[Short task]
Go through the entries below and write each one out exactly.

[Listing]
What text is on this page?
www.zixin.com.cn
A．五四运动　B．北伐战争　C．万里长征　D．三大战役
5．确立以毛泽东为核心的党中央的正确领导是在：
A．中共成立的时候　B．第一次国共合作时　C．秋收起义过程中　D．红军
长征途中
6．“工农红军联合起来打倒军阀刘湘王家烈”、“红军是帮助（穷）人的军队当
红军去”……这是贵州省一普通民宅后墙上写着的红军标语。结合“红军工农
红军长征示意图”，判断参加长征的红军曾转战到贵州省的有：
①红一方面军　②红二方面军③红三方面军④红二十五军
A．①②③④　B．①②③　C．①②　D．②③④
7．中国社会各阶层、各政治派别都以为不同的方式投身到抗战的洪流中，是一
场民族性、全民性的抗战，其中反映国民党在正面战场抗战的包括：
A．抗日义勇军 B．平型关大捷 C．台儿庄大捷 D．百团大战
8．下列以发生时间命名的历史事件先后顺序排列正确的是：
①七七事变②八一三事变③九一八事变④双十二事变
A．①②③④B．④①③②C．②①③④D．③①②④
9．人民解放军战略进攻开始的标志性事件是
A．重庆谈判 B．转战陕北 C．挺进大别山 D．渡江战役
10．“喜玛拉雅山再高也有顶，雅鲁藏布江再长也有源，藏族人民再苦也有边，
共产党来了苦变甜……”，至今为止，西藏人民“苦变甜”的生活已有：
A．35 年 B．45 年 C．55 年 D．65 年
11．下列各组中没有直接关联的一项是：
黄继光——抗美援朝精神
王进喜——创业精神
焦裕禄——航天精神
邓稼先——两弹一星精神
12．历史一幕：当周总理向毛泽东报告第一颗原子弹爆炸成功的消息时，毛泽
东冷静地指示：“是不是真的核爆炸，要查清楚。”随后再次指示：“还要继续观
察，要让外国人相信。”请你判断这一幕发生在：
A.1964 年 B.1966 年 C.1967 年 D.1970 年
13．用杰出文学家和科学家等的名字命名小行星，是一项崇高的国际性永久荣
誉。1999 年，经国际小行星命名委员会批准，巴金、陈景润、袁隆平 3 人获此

[Output for this task]
What text is on this page?
www.zixin.com.cn
A．五四运动　B．北伐战争　C．万里长征　D．三大战役
5．确立以毛泽东为核心的党中央的正确领导是在：
A．中共成立的时候　B．第一次国共合作时　C．秋收起义过程中　D．红军
长征途中
6．“工农红军联合起来打倒军阀刘湘王家烈”、“红军是帮助（穷）人的军队当
红军去”……这是贵州省一普通民宅后墙上写着的红军标语。结合“红军工农
红军长征示意图”，判断参加长征的红军曾转战到贵州省的有：
①红一方面军　②红二方面军③红三方面军④红二十五军
A．①②③④　B．①②③　C．①②　D．②③④
7．中国社会各阶层、各政治派别都以为不同的方式投身到抗战的洪流中，是一
场民族性、全民性的抗战，其中反映国民党在正面战场抗战的包括：
A．抗日义勇军 B．平型关大捷 C．台儿庄大捷 D．百团大战
8．下列以发生时间命名的历史事件先后顺序排列正确的是：
①七七事变②八一三事变③九一八事变④双十二事变
A．①②③④B．④①③②C．②①③④D．③①②④
9．人民解放军战略进攻开始的标志性事件是
A．重庆谈判 B．转战陕北 C．挺进大别山 D．渡江战役
10．“喜玛拉雅山再高也有顶，雅鲁藏布江再长也有源，藏族人民再苦也有边，
共产党来了苦变甜……”，至今为止，西藏人民“苦变甜”的生活已有：
A．35 年 B．45 年 C．55 年 D．65 年
11．下列各组中没有直接关联的一项是：
黄继光——抗美援朝精神
王进喜——创业精神
焦裕禄——航天精神
邓稼先——两弹一星精神
12．历史一幕：当周总理向毛泽东报告第一颗原子弹爆炸成功的消息时，毛泽
东冷静地指示：“是不是真的核爆炸，要查清楚。”随后再次指示：“还要继续观
察，要让外国人相信。”请你判断这一幕发生在：
A.1964 年 B.1966 年 C.1967 年 D.1970 年
13．用杰出文学家和科学家等的名字命名小行星，是一项崇高的国际性永久荣
誉。1999 年，经国际小行星命名委员会批准，巴金、陈景润、袁隆平 3 人获此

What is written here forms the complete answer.